Extracted data entries:

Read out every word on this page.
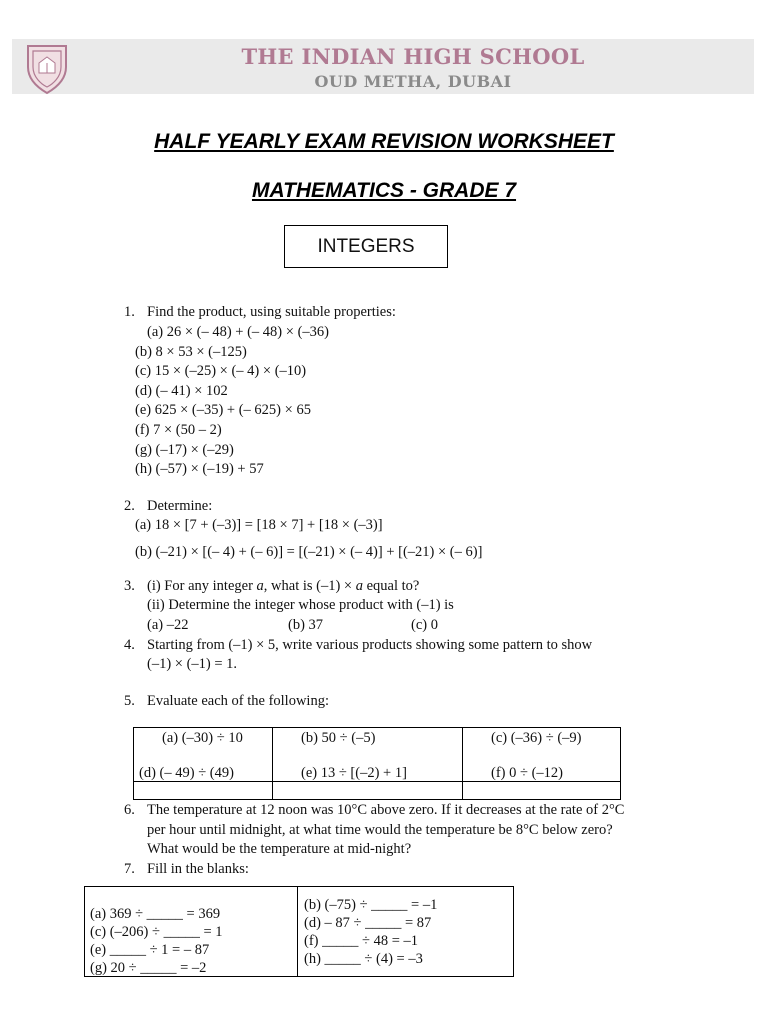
THE INDIAN HIGH SCHOOL
OUD METHA, DUBAI
HALF YEARLY EXAM REVISION WORKSHEET
MATHEMATICS - GRADE 7
INTEGERS
1. Find the product, using suitable properties:
(a) 26 × (– 48) + (– 48) × (–36)
(b) 8 × 53 × (–125)
(c) 15 × (–25) × (– 4) × (–10)
(d) (– 41) × 102
(e) 625 × (–35) + (– 625) × 65
(f) 7 × (50 – 2)
(g) (–17) × (–29)
(h) (–57) × (–19) + 57
2. Determine:
(a) 18 × [7 + (–3)] = [18 × 7] + [18 × (–3)]
(b) (–21) × [(– 4) + (– 6)] = [(–21) × (– 4)] + [(–21) × (– 6)]
3. (i) For any integer a, what is (–1) × a equal to?
(ii) Determine the integer whose product with (–1) is
(a) –22	(b) 37	(c) 0
4. Starting from (–1) × 5, write various products showing some pattern to show
(–1) × (–1) = 1.
5. Evaluate each of the following:
(a) (–30) ÷ 10	(b) 50 ÷ (–5)	(c) (–36) ÷ (–9)
(d) (– 49) ÷ (49)	(e) 13 ÷ [(–2) + 1]	(f) 0 ÷ (–12)
6. The temperature at 12 noon was 10°C above zero. If it decreases at the rate of 2°C
per hour until midnight, at what time would the temperature be 8°C below zero?
What would be the temperature at mid-night?
7. Fill in the blanks:
(a) 369 ÷ _____ = 369
(c) (–206) ÷ _____ = 1
(e) _____ ÷ 1 = – 87
(g) 20 ÷ _____ = –2
(b) (–75) ÷ _____ = –1
(d) – 87 ÷ _____ = 87
(f) _____ ÷ 48 = –1
(h) _____ ÷ (4) = –3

Given instruction: Copy every entry word for word, but omit the pictures.

Full answer:
Read out every word on this page.
THE INDIAN HIGH SCHOOL
OUD METHA, DUBAI
HALF YEARLY EXAM REVISION WORKSHEET
MATHEMATICS - GRADE 7
INTEGERS
1. Find the product, using suitable properties:
(a) 26 × (– 48) + (– 48) × (–36)
(b) 8 × 53 × (–125)
(c) 15 × (–25) × (– 4) × (–10)
(d) (– 41) × 102
(e) 625 × (–35) + (– 625) × 65
(f) 7 × (50 – 2)
(g) (–17) × (–29)
(h) (–57) × (–19) + 57
2. Determine:
(a) 18 × [7 + (–3)] = [18 × 7] + [18 × (–3)]
(b) (–21) × [(– 4) + (– 6)] = [(–21) × (– 4)] + [(–21) × (– 6)]
3. (i) For any integer a, what is (–1) × a equal to?
(ii) Determine the integer whose product with (–1) is
(a) –22	(b) 37	(c) 0
4. Starting from (–1) × 5, write various products showing some pattern to show
(–1) × (–1) = 1.
5. Evaluate each of the following:
(a) (–30) ÷ 10	(b) 50 ÷ (–5)	(c) (–36) ÷ (–9)
(d) (– 49) ÷ (49)	(e) 13 ÷ [(–2) + 1]	(f) 0 ÷ (–12)
6. The temperature at 12 noon was 10°C above zero. If it decreases at the rate of 2°C
per hour until midnight, at what time would the temperature be 8°C below zero?
What would be the temperature at mid-night?
7. Fill in the blanks:
(a) 369 ÷ _____ = 369
(c) (–206) ÷ _____ = 1
(e) _____ ÷ 1 = – 87
(g) 20 ÷ _____ = –2
(b) (–75) ÷ _____ = –1
(d) – 87 ÷ _____ = 87
(f) _____ ÷ 48 = –1
(h) _____ ÷ (4) = –3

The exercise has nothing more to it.